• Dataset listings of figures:
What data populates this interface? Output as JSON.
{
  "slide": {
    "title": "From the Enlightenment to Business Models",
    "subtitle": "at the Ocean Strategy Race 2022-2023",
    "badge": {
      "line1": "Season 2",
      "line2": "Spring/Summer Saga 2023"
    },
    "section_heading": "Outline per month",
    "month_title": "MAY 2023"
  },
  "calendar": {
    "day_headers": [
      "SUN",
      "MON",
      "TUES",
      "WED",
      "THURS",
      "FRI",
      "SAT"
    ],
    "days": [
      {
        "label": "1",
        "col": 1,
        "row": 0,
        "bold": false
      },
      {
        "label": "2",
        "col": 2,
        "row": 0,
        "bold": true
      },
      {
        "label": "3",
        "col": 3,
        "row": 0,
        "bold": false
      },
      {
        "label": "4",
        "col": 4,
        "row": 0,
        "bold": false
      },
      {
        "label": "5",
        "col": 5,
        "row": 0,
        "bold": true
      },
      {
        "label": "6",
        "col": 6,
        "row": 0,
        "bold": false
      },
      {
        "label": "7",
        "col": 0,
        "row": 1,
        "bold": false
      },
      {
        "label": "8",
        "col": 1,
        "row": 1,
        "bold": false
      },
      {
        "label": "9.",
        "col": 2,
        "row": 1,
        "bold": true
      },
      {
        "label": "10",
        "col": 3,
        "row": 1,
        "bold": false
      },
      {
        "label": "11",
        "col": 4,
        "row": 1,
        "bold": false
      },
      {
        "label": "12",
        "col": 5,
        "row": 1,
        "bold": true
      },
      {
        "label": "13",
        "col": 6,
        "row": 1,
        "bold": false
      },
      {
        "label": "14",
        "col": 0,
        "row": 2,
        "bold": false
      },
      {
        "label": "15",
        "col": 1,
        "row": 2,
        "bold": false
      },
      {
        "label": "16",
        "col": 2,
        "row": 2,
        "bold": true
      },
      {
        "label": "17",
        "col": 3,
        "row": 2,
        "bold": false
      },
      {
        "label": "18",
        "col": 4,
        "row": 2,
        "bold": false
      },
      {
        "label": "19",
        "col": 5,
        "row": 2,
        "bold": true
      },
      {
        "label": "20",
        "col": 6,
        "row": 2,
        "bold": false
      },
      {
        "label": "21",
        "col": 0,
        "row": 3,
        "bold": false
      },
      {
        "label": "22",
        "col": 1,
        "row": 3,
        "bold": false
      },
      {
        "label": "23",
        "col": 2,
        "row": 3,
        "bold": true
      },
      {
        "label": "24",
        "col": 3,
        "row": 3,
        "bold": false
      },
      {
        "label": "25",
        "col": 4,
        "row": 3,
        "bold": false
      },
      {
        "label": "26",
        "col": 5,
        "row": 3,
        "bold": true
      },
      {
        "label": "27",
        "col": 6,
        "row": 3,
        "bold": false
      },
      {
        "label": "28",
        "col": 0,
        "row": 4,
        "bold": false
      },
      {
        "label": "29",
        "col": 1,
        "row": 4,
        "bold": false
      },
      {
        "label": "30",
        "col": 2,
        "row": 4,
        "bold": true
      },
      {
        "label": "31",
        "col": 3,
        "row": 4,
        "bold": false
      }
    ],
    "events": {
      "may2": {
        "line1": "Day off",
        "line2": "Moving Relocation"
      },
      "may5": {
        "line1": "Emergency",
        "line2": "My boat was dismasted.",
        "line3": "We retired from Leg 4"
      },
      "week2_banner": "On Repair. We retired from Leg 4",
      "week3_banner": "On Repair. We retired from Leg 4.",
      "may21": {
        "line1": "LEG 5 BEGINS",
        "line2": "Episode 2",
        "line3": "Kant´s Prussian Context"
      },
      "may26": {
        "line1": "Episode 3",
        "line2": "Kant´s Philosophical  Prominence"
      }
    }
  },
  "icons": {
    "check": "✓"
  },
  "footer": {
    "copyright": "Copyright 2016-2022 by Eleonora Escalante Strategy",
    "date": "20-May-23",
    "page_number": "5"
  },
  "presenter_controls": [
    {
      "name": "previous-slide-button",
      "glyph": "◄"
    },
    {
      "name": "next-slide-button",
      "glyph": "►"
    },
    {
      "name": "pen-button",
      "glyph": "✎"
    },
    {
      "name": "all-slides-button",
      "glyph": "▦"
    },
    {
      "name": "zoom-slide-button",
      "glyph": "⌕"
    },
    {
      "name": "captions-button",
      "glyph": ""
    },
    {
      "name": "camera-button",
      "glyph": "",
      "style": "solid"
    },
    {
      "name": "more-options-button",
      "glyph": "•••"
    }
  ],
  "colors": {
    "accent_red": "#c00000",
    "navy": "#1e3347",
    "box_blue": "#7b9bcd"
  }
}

• WHAT THE EXERCISE ASKS:
Each line in the listing above either holds the string "retired" or does not; state how many do, giving the number only.

• WRITTEN ANSWER:
3